EXERCISE DESCRIPTION — Output all entries verbatim. Skip pictures.

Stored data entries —
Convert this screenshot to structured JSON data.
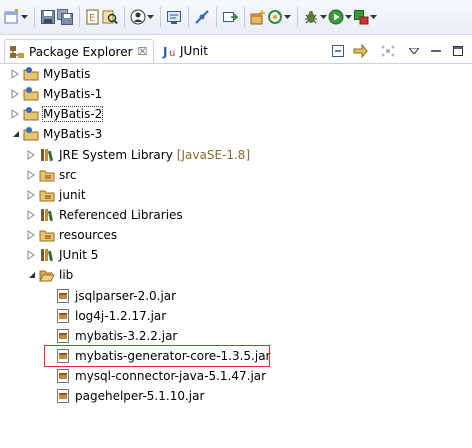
{
  "toolbar": {
    "buttons": [
      {
        "icon": "new-wizard-icon",
        "dropdown": true
      },
      {
        "icon": "save-icon",
        "dropdown": false
      },
      {
        "icon": "save-all-icon",
        "dropdown": false
      },
      {
        "icon": "open-type-icon",
        "dropdown": false
      },
      {
        "icon": "search-icon",
        "dropdown": false
      },
      {
        "icon": "debug-perspective-icon",
        "dropdown": true
      },
      {
        "icon": "console-icon",
        "dropdown": false
      },
      {
        "icon": "skip-breakpoints-icon",
        "dropdown": false
      },
      {
        "icon": "external-tools-icon",
        "dropdown": false
      },
      {
        "icon": "new-package-icon",
        "dropdown": false
      },
      {
        "icon": "refresh-run-icon",
        "dropdown": true
      },
      {
        "icon": "debug-icon",
        "dropdown": true
      },
      {
        "icon": "run-icon",
        "dropdown": true
      },
      {
        "icon": "run-external-icon",
        "dropdown": true
      }
    ]
  },
  "views": {
    "package_explorer": {
      "label": "Package Explorer",
      "close": "☒"
    },
    "junit": {
      "label": "JUnit"
    }
  },
  "tree": {
    "projects": [
      {
        "label": "MyBatis"
      },
      {
        "label": "MyBatis-1"
      },
      {
        "label": "MyBatis-2"
      },
      {
        "label": "MyBatis-3"
      }
    ],
    "children": {
      "jre": {
        "label": "JRE System Library",
        "decoration": "[JavaSE-1.8]"
      },
      "src": {
        "label": "src"
      },
      "junit": {
        "label": "junit"
      },
      "referenced": {
        "label": "Referenced Libraries"
      },
      "resources": {
        "label": "resources"
      },
      "junit5": {
        "label": "JUnit 5"
      },
      "lib": {
        "label": "lib"
      }
    },
    "lib_files": [
      {
        "label": "jsqlparser-2.0.jar"
      },
      {
        "label": "log4j-1.2.17.jar"
      },
      {
        "label": "mybatis-3.2.2.jar"
      },
      {
        "label": "mybatis-generator-core-1.3.5.jar",
        "highlighted": true
      },
      {
        "label": "mysql-connector-java-5.1.47.jar"
      },
      {
        "label": "pagehelper-5.1.10.jar"
      }
    ]
  },
  "colors": {
    "highlight_border": "#e03030",
    "library_decoration": "#8a6a2c"
  }
}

RESULT —
Convert this screenshot to structured JSON data.
{
  "toolbar": {
    "buttons": [
      {
        "icon": "new-wizard-icon",
        "dropdown": true
      },
      {
        "icon": "save-icon",
        "dropdown": false
      },
      {
        "icon": "save-all-icon",
        "dropdown": false
      },
      {
        "icon": "open-type-icon",
        "dropdown": false
      },
      {
        "icon": "search-icon",
        "dropdown": false
      },
      {
        "icon": "debug-perspective-icon",
        "dropdown": true
      },
      {
        "icon": "console-icon",
        "dropdown": false
      },
      {
        "icon": "skip-breakpoints-icon",
        "dropdown": false
      },
      {
        "icon": "external-tools-icon",
        "dropdown": false
      },
      {
        "icon": "new-package-icon",
        "dropdown": false
      },
      {
        "icon": "refresh-run-icon",
        "dropdown": true
      },
      {
        "icon": "debug-icon",
        "dropdown": true
      },
      {
        "icon": "run-icon",
        "dropdown": true
      },
      {
        "icon": "run-external-icon",
        "dropdown": true
      }
    ]
  },
  "views": {
    "package_explorer": {
      "label": "Package Explorer",
      "close": "☒"
    },
    "junit": {
      "label": "JUnit"
    }
  },
  "tree": {
    "projects": [
      {
        "label": "MyBatis"
      },
      {
        "label": "MyBatis-1"
      },
      {
        "label": "MyBatis-2"
      },
      {
        "label": "MyBatis-3"
      }
    ],
    "children": {
      "jre": {
        "label": "JRE System Library",
        "decoration": "[JavaSE-1.8]"
      },
      "src": {
        "label": "src"
      },
      "junit": {
        "label": "junit"
      },
      "referenced": {
        "label": "Referenced Libraries"
      },
      "resources": {
        "label": "resources"
      },
      "junit5": {
        "label": "JUnit 5"
      },
      "lib": {
        "label": "lib"
      }
    },
    "lib_files": [
      {
        "label": "jsqlparser-2.0.jar"
      },
      {
        "label": "log4j-1.2.17.jar"
      },
      {
        "label": "mybatis-3.2.2.jar"
      },
      {
        "label": "mybatis-generator-core-1.3.5.jar",
        "highlighted": true
      },
      {
        "label": "mysql-connector-java-5.1.47.jar"
      },
      {
        "label": "pagehelper-5.1.10.jar"
      }
    ]
  },
  "colors": {
    "highlight_border": "#e03030",
    "library_decoration": "#8a6a2c"
  }
}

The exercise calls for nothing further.